Begin RECORDS FOR THIS EXERCISE

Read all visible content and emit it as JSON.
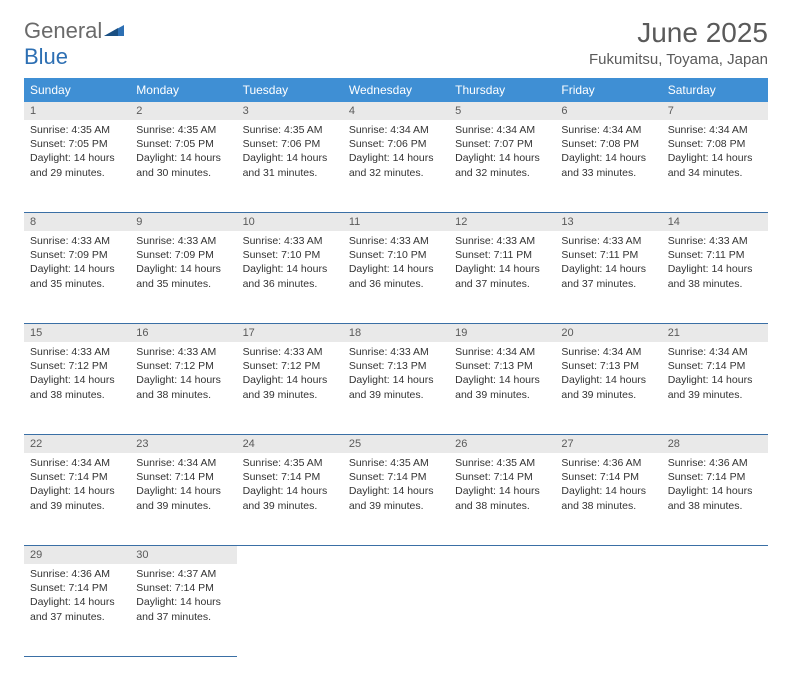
{
  "logo": {
    "word1": "General",
    "word2": "Blue"
  },
  "title": "June 2025",
  "location": "Fukumitsu, Toyama, Japan",
  "colors": {
    "header_bg": "#3f8fd4",
    "header_text": "#ffffff",
    "daynum_bg": "#e9e9e9",
    "rule": "#3a6fa5",
    "logo_gray": "#6a6a6a",
    "logo_blue": "#2d6fb3"
  },
  "weekdays": [
    "Sunday",
    "Monday",
    "Tuesday",
    "Wednesday",
    "Thursday",
    "Friday",
    "Saturday"
  ],
  "weeks": [
    [
      {
        "n": "1",
        "sr": "4:35 AM",
        "ss": "7:05 PM",
        "dl": "14 hours and 29 minutes."
      },
      {
        "n": "2",
        "sr": "4:35 AM",
        "ss": "7:05 PM",
        "dl": "14 hours and 30 minutes."
      },
      {
        "n": "3",
        "sr": "4:35 AM",
        "ss": "7:06 PM",
        "dl": "14 hours and 31 minutes."
      },
      {
        "n": "4",
        "sr": "4:34 AM",
        "ss": "7:06 PM",
        "dl": "14 hours and 32 minutes."
      },
      {
        "n": "5",
        "sr": "4:34 AM",
        "ss": "7:07 PM",
        "dl": "14 hours and 32 minutes."
      },
      {
        "n": "6",
        "sr": "4:34 AM",
        "ss": "7:08 PM",
        "dl": "14 hours and 33 minutes."
      },
      {
        "n": "7",
        "sr": "4:34 AM",
        "ss": "7:08 PM",
        "dl": "14 hours and 34 minutes."
      }
    ],
    [
      {
        "n": "8",
        "sr": "4:33 AM",
        "ss": "7:09 PM",
        "dl": "14 hours and 35 minutes."
      },
      {
        "n": "9",
        "sr": "4:33 AM",
        "ss": "7:09 PM",
        "dl": "14 hours and 35 minutes."
      },
      {
        "n": "10",
        "sr": "4:33 AM",
        "ss": "7:10 PM",
        "dl": "14 hours and 36 minutes."
      },
      {
        "n": "11",
        "sr": "4:33 AM",
        "ss": "7:10 PM",
        "dl": "14 hours and 36 minutes."
      },
      {
        "n": "12",
        "sr": "4:33 AM",
        "ss": "7:11 PM",
        "dl": "14 hours and 37 minutes."
      },
      {
        "n": "13",
        "sr": "4:33 AM",
        "ss": "7:11 PM",
        "dl": "14 hours and 37 minutes."
      },
      {
        "n": "14",
        "sr": "4:33 AM",
        "ss": "7:11 PM",
        "dl": "14 hours and 38 minutes."
      }
    ],
    [
      {
        "n": "15",
        "sr": "4:33 AM",
        "ss": "7:12 PM",
        "dl": "14 hours and 38 minutes."
      },
      {
        "n": "16",
        "sr": "4:33 AM",
        "ss": "7:12 PM",
        "dl": "14 hours and 38 minutes."
      },
      {
        "n": "17",
        "sr": "4:33 AM",
        "ss": "7:12 PM",
        "dl": "14 hours and 39 minutes."
      },
      {
        "n": "18",
        "sr": "4:33 AM",
        "ss": "7:13 PM",
        "dl": "14 hours and 39 minutes."
      },
      {
        "n": "19",
        "sr": "4:34 AM",
        "ss": "7:13 PM",
        "dl": "14 hours and 39 minutes."
      },
      {
        "n": "20",
        "sr": "4:34 AM",
        "ss": "7:13 PM",
        "dl": "14 hours and 39 minutes."
      },
      {
        "n": "21",
        "sr": "4:34 AM",
        "ss": "7:14 PM",
        "dl": "14 hours and 39 minutes."
      }
    ],
    [
      {
        "n": "22",
        "sr": "4:34 AM",
        "ss": "7:14 PM",
        "dl": "14 hours and 39 minutes."
      },
      {
        "n": "23",
        "sr": "4:34 AM",
        "ss": "7:14 PM",
        "dl": "14 hours and 39 minutes."
      },
      {
        "n": "24",
        "sr": "4:35 AM",
        "ss": "7:14 PM",
        "dl": "14 hours and 39 minutes."
      },
      {
        "n": "25",
        "sr": "4:35 AM",
        "ss": "7:14 PM",
        "dl": "14 hours and 39 minutes."
      },
      {
        "n": "26",
        "sr": "4:35 AM",
        "ss": "7:14 PM",
        "dl": "14 hours and 38 minutes."
      },
      {
        "n": "27",
        "sr": "4:36 AM",
        "ss": "7:14 PM",
        "dl": "14 hours and 38 minutes."
      },
      {
        "n": "28",
        "sr": "4:36 AM",
        "ss": "7:14 PM",
        "dl": "14 hours and 38 minutes."
      }
    ],
    [
      {
        "n": "29",
        "sr": "4:36 AM",
        "ss": "7:14 PM",
        "dl": "14 hours and 37 minutes."
      },
      {
        "n": "30",
        "sr": "4:37 AM",
        "ss": "7:14 PM",
        "dl": "14 hours and 37 minutes."
      },
      null,
      null,
      null,
      null,
      null
    ]
  ],
  "labels": {
    "sunrise": "Sunrise:",
    "sunset": "Sunset:",
    "daylight": "Daylight:"
  }
}
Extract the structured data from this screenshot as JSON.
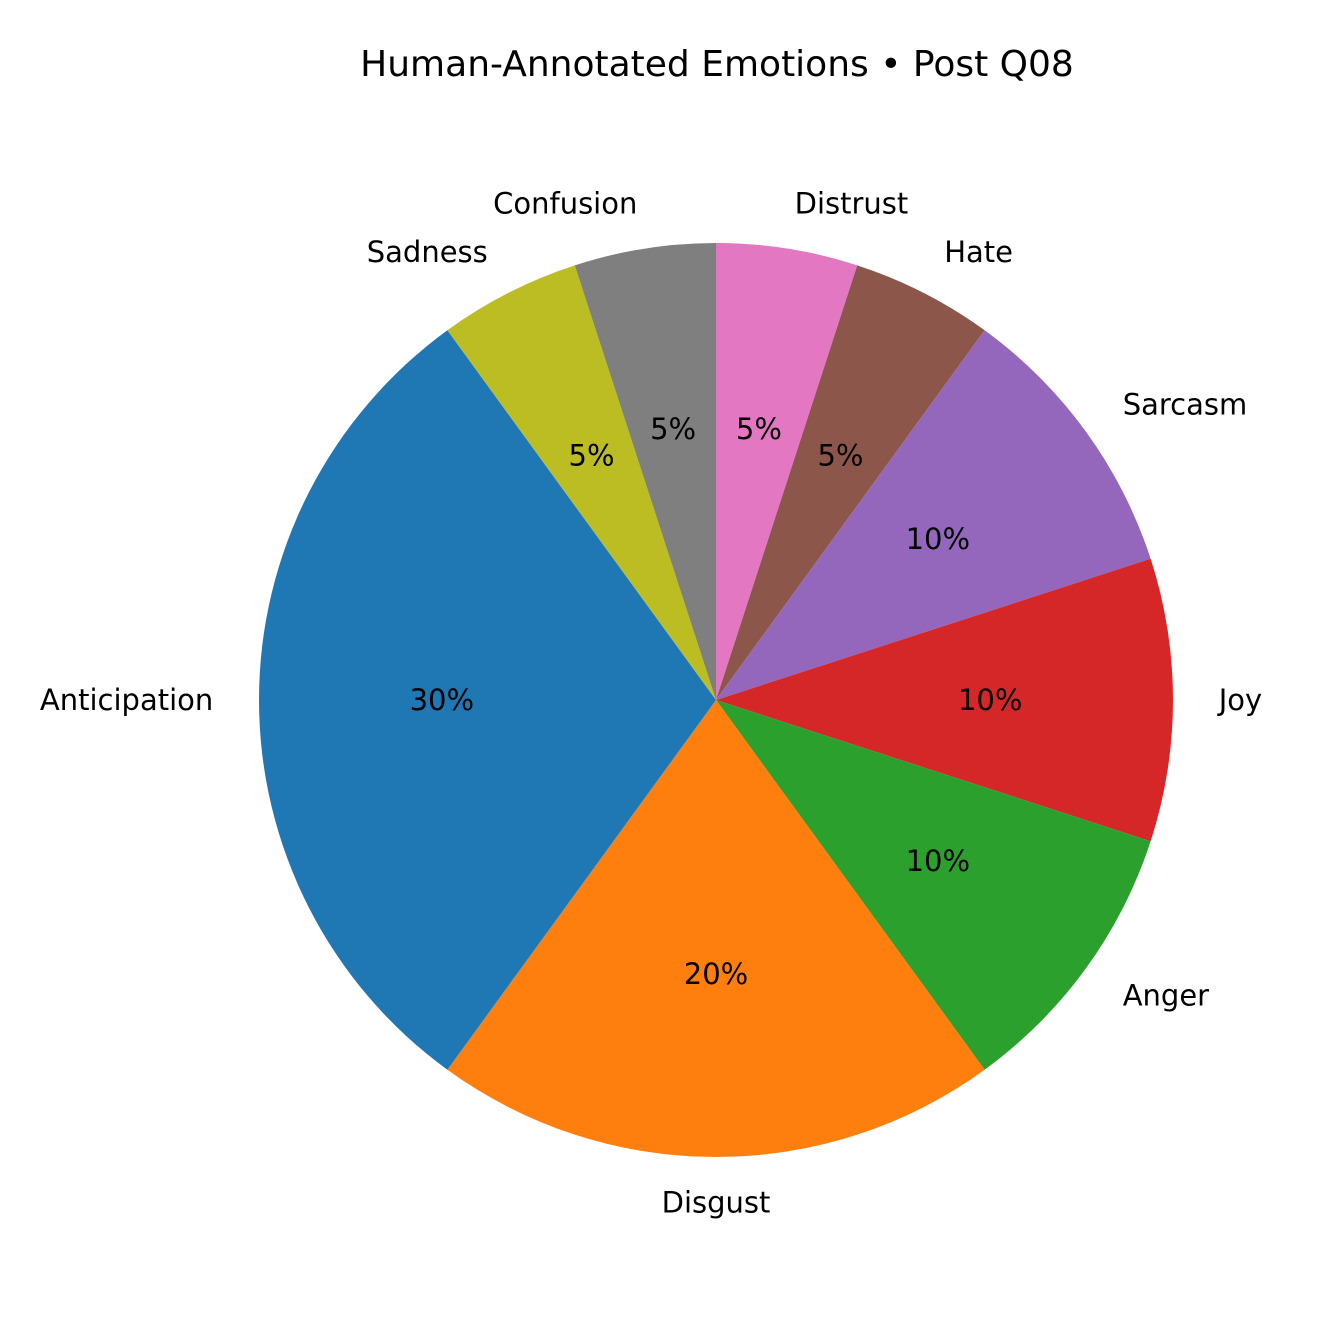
{
  "chart_data": {
    "type": "pie",
    "title": "Human-Annotated Emotions • Post Q08",
    "start_angle_deg": 90,
    "direction": "clockwise",
    "slices": [
      {
        "label": "Distrust",
        "value": 5,
        "pct_label": "5%",
        "color": "#e377c2"
      },
      {
        "label": "Hate",
        "value": 5,
        "pct_label": "5%",
        "color": "#8c564b"
      },
      {
        "label": "Sarcasm",
        "value": 10,
        "pct_label": "10%",
        "color": "#9467bd"
      },
      {
        "label": "Joy",
        "value": 10,
        "pct_label": "10%",
        "color": "#d62728"
      },
      {
        "label": "Anger",
        "value": 10,
        "pct_label": "10%",
        "color": "#2ca02c"
      },
      {
        "label": "Disgust",
        "value": 20,
        "pct_label": "20%",
        "color": "#ff7f0e"
      },
      {
        "label": "Anticipation",
        "value": 30,
        "pct_label": "30%",
        "color": "#1f77b4"
      },
      {
        "label": "Sadness",
        "value": 5,
        "pct_label": "5%",
        "color": "#bcbd22"
      },
      {
        "label": "Confusion",
        "value": 5,
        "pct_label": "5%",
        "color": "#7f7f7f"
      }
    ]
  }
}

End RECORDS FOR THIS EXERCISE

EXERCISE BRIEF - Omit the pictures, then quote the rest of the material above exactly.

FINISHED EXERCISE -
Read all visible content and emit it as JSON.
{
  "logo": {
    "word1": "General",
    "word2": "Blue"
  },
  "title": "June 2025",
  "location": "Fukumitsu, Toyama, Japan",
  "colors": {
    "header_bg": "#3f8fd4",
    "header_text": "#ffffff",
    "daynum_bg": "#e9e9e9",
    "rule": "#3a6fa5",
    "logo_gray": "#6a6a6a",
    "logo_blue": "#2d6fb3"
  },
  "weekdays": [
    "Sunday",
    "Monday",
    "Tuesday",
    "Wednesday",
    "Thursday",
    "Friday",
    "Saturday"
  ],
  "weeks": [
    [
      {
        "n": "1",
        "sr": "4:35 AM",
        "ss": "7:05 PM",
        "dl": "14 hours and 29 minutes."
      },
      {
        "n": "2",
        "sr": "4:35 AM",
        "ss": "7:05 PM",
        "dl": "14 hours and 30 minutes."
      },
      {
        "n": "3",
        "sr": "4:35 AM",
        "ss": "7:06 PM",
        "dl": "14 hours and 31 minutes."
      },
      {
        "n": "4",
        "sr": "4:34 AM",
        "ss": "7:06 PM",
        "dl": "14 hours and 32 minutes."
      },
      {
        "n": "5",
        "sr": "4:34 AM",
        "ss": "7:07 PM",
        "dl": "14 hours and 32 minutes."
      },
      {
        "n": "6",
        "sr": "4:34 AM",
        "ss": "7:08 PM",
        "dl": "14 hours and 33 minutes."
      },
      {
        "n": "7",
        "sr": "4:34 AM",
        "ss": "7:08 PM",
        "dl": "14 hours and 34 minutes."
      }
    ],
    [
      {
        "n": "8",
        "sr": "4:33 AM",
        "ss": "7:09 PM",
        "dl": "14 hours and 35 minutes."
      },
      {
        "n": "9",
        "sr": "4:33 AM",
        "ss": "7:09 PM",
        "dl": "14 hours and 35 minutes."
      },
      {
        "n": "10",
        "sr": "4:33 AM",
        "ss": "7:10 PM",
        "dl": "14 hours and 36 minutes."
      },
      {
        "n": "11",
        "sr": "4:33 AM",
        "ss": "7:10 PM",
        "dl": "14 hours and 36 minutes."
      },
      {
        "n": "12",
        "sr": "4:33 AM",
        "ss": "7:11 PM",
        "dl": "14 hours and 37 minutes."
      },
      {
        "n": "13",
        "sr": "4:33 AM",
        "ss": "7:11 PM",
        "dl": "14 hours and 37 minutes."
      },
      {
        "n": "14",
        "sr": "4:33 AM",
        "ss": "7:11 PM",
        "dl": "14 hours and 38 minutes."
      }
    ],
    [
      {
        "n": "15",
        "sr": "4:33 AM",
        "ss": "7:12 PM",
        "dl": "14 hours and 38 minutes."
      },
      {
        "n": "16",
        "sr": "4:33 AM",
        "ss": "7:12 PM",
        "dl": "14 hours and 38 minutes."
      },
      {
        "n": "17",
        "sr": "4:33 AM",
        "ss": "7:12 PM",
        "dl": "14 hours and 39 minutes."
      },
      {
        "n": "18",
        "sr": "4:33 AM",
        "ss": "7:13 PM",
        "dl": "14 hours and 39 minutes."
      },
      {
        "n": "19",
        "sr": "4:34 AM",
        "ss": "7:13 PM",
        "dl": "14 hours and 39 minutes."
      },
      {
        "n": "20",
        "sr": "4:34 AM",
        "ss": "7:13 PM",
        "dl": "14 hours and 39 minutes."
      },
      {
        "n": "21",
        "sr": "4:34 AM",
        "ss": "7:14 PM",
        "dl": "14 hours and 39 minutes."
      }
    ],
    [
      {
        "n": "22",
        "sr": "4:34 AM",
        "ss": "7:14 PM",
        "dl": "14 hours and 39 minutes."
      },
      {
        "n": "23",
        "sr": "4:34 AM",
        "ss": "7:14 PM",
        "dl": "14 hours and 39 minutes."
      },
      {
        "n": "24",
        "sr": "4:35 AM",
        "ss": "7:14 PM",
        "dl": "14 hours and 39 minutes."
      },
      {
        "n": "25",
        "sr": "4:35 AM",
        "ss": "7:14 PM",
        "dl": "14 hours and 39 minutes."
      },
      {
        "n": "26",
        "sr": "4:35 AM",
        "ss": "7:14 PM",
        "dl": "14 hours and 38 minutes."
      },
      {
        "n": "27",
        "sr": "4:36 AM",
        "ss": "7:14 PM",
        "dl": "14 hours and 38 minutes."
      },
      {
        "n": "28",
        "sr": "4:36 AM",
        "ss": "7:14 PM",
        "dl": "14 hours and 38 minutes."
      }
    ],
    [
      {
        "n": "29",
        "sr": "4:36 AM",
        "ss": "7:14 PM",
        "dl": "14 hours and 37 minutes."
      },
      {
        "n": "30",
        "sr": "4:37 AM",
        "ss": "7:14 PM",
        "dl": "14 hours and 37 minutes."
      },
      null,
      null,
      null,
      null,
      null
    ]
  ],
  "labels": {
    "sunrise": "Sunrise:",
    "sunset": "Sunset:",
    "daylight": "Daylight:"
  }
}
Extract the structured data from this screenshot as JSON.
{
  "chart_data": {
    "type": "pie",
    "title": "Human-Annotated Emotions • Post Q08",
    "start_angle_deg": 90,
    "direction": "clockwise",
    "slices": [
      {
        "label": "Distrust",
        "value": 5,
        "pct_label": "5%",
        "color": "#e377c2"
      },
      {
        "label": "Hate",
        "value": 5,
        "pct_label": "5%",
        "color": "#8c564b"
      },
      {
        "label": "Sarcasm",
        "value": 10,
        "pct_label": "10%",
        "color": "#9467bd"
      },
      {
        "label": "Joy",
        "value": 10,
        "pct_label": "10%",
        "color": "#d62728"
      },
      {
        "label": "Anger",
        "value": 10,
        "pct_label": "10%",
        "color": "#2ca02c"
      },
      {
        "label": "Disgust",
        "value": 20,
        "pct_label": "20%",
        "color": "#ff7f0e"
      },
      {
        "label": "Anticipation",
        "value": 30,
        "pct_label": "30%",
        "color": "#1f77b4"
      },
      {
        "label": "Sadness",
        "value": 5,
        "pct_label": "5%",
        "color": "#bcbd22"
      },
      {
        "label": "Confusion",
        "value": 5,
        "pct_label": "5%",
        "color": "#7f7f7f"
      }
    ]
  }
}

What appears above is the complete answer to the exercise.